▶ Given request
Return each line holding the string "awarded".

(Collection entries)
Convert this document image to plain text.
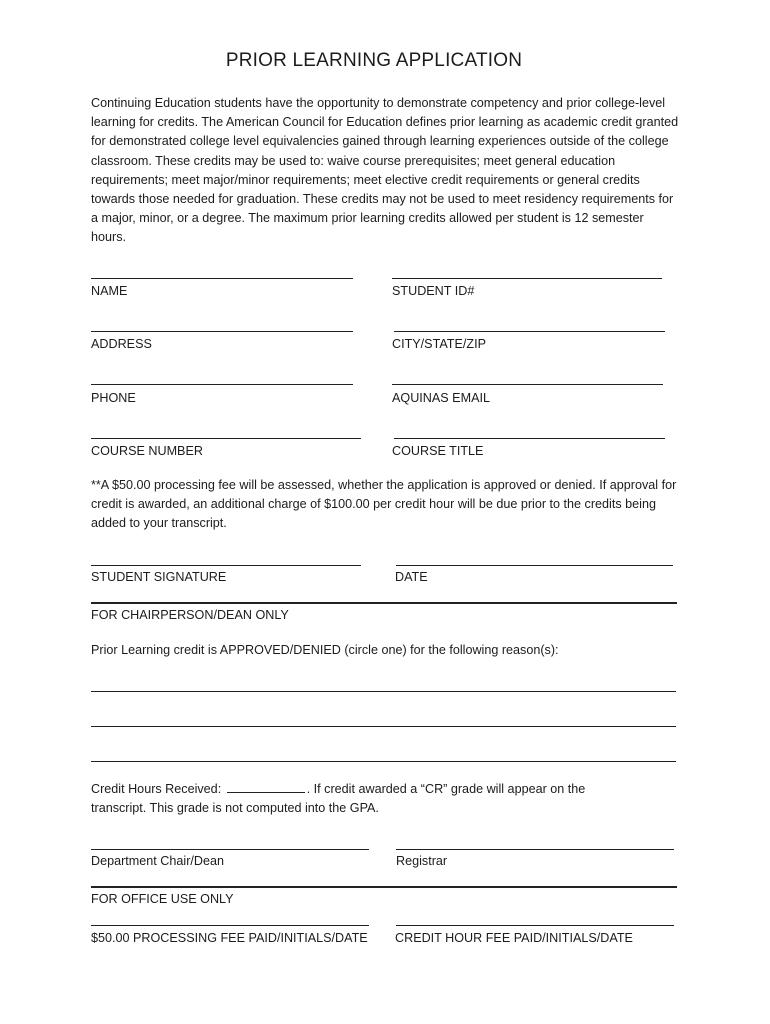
PRIOR LEARNING APPLICATION
Continuing Education students have the opportunity to demonstrate competency and prior college-level learning for credits. The American Council for Education defines prior learning as academic credit granted for demonstrated college level equivalencies gained through learning experiences outside of the college classroom. These credits may be used to: waive course prerequisites; meet general education requirements; meet major/minor requirements; meet elective credit requirements or general credits towards those needed for graduation. These credits may not be used to meet residency requirements for a major, minor, or a degree. The maximum prior learning credits allowed per student is 12 semester hours.
NAME	STUDENT ID#
ADDRESS	CITY/STATE/ZIP
PHONE	AQUINAS EMAIL
COURSE NUMBER	COURSE TITLE
**A $50.00 processing fee will be assessed, whether the application is approved or denied. If approval for credit is awarded, an additional charge of $100.00 per credit hour will be due prior to the credits being added to your transcript.
STUDENT SIGNATURE	DATE
FOR CHAIRPERSON/DEAN ONLY
Prior Learning credit is APPROVED/DENIED (circle one) for the following reason(s):
Credit Hours Received:	. If credit awarded a “CR” grade will appear on the
transcript. This grade is not computed into the GPA.
Department Chair/Dean	Registrar
FOR OFFICE USE ONLY
$50.00 PROCESSING FEE PAID/INITIALS/DATE CREDIT HOUR FEE PAID/INITIALS/DATE
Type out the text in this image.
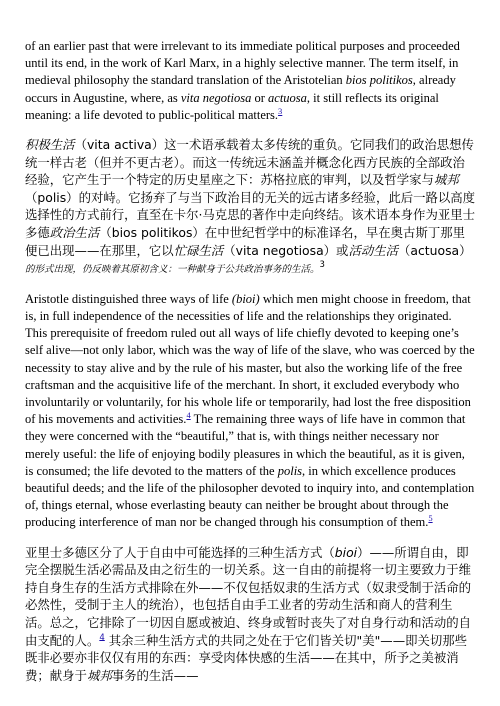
of an earlier past that were irrelevant to its immediate political purposes and proceeded until its end, in the work of Karl Marx, in a highly selective manner. The term itself, in medieval philosophy the standard translation of the Aristotelian bios politikos, already occurs in Augustine, where, as vita negotiosa or actuosa, it still reflects its original meaning: a life devoted to public-political matters.$^3$

积极生活（vita activa）这一术语承载着太多传统的重负。它同我们的政治思想传统一样古老（但并不更古老）。而这一传统远未涵盖并概念化西方民族的全部政治经验，它产生于一个特定的历史星座之下：苏格拉底的审判，以及哲学家与城邦（polis）的对峙。它扬弃了与当下政治目的无关的远古诸多经验，此后一路以高度选择性的方式前行，直至在卡尔·马克思的著作中走向终结。该术语本身作为亚里士多德政治生活（bios politikos）在中世纪哲学中的标准译名，早在奥古斯丁那里便已出现——在那里，它以忙碌生活（vita negotiosa）或活动生活（actuosa）的形式出现，仍反映着其原初含义：一种献身于公共政治事务的生活。$^3$

Aristotle distinguished three ways of life (bioi) which men might choose in freedom, that is, in full independence of the necessities of life and the relationships they originated. This prerequisite of freedom ruled out all ways of life chiefly devoted to keeping one’s self alive—not only labor, which was the way of life of the slave, who was coerced by the necessity to stay alive and by the rule of his master, but also the working life of the free craftsman and the acquisitive life of the merchant. In short, it excluded everybody who involuntarily or voluntarily, for his whole life or temporarily, had lost the free disposition of his movements and activities.$^4$ The remaining three ways of life have in common that they were concerned with the “beautiful,” that is, with things neither necessary nor merely useful: the life of enjoying bodily pleasures in which the beautiful, as it is given, is consumed; the life devoted to the matters of the polis, in which excellence produces beautiful deeds; and the life of the philosopher devoted to inquiry into, and contemplation of, things eternal, whose everlasting beauty can neither be brought about through the producing interference of man nor be changed through his consumption of them.$^5$

亚里士多德区分了人于自由中可能选择的三种生活方式（bioi）——所谓自由，即完全摆脱生活必需品及由之衍生的一切关系。这一自由的前提将一切主要致力于维持自身生存的生活方式排除在外——不仅包括奴隶的生活方式（奴隶受制于活命的必然性，受制于主人的统治），也包括自由手工业者的劳动生活和商人的营利生活。总之，它排除了一切因自愿或被迫、终身或暂时丧失了对自身行动和活动的自由支配的人。$^4$ 其余三种生活方式的共同之处在于它们皆关切"美"——即关切那些既非必要亦非仅仅有用的东西：享受肉体快感的生活——在其中，所予之美被消费；献身于城邦事务的生活——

▶ Response for this exercise
**A $50.00 processing fee will be assessed, whether the application is approved or denied. If approval for credit is awarded, an additional charge of $100.00 per credit hour will be due prior to the credits being added to your transcript.
Credit Hours Received:	. If credit awarded a “CR” grade will appear on the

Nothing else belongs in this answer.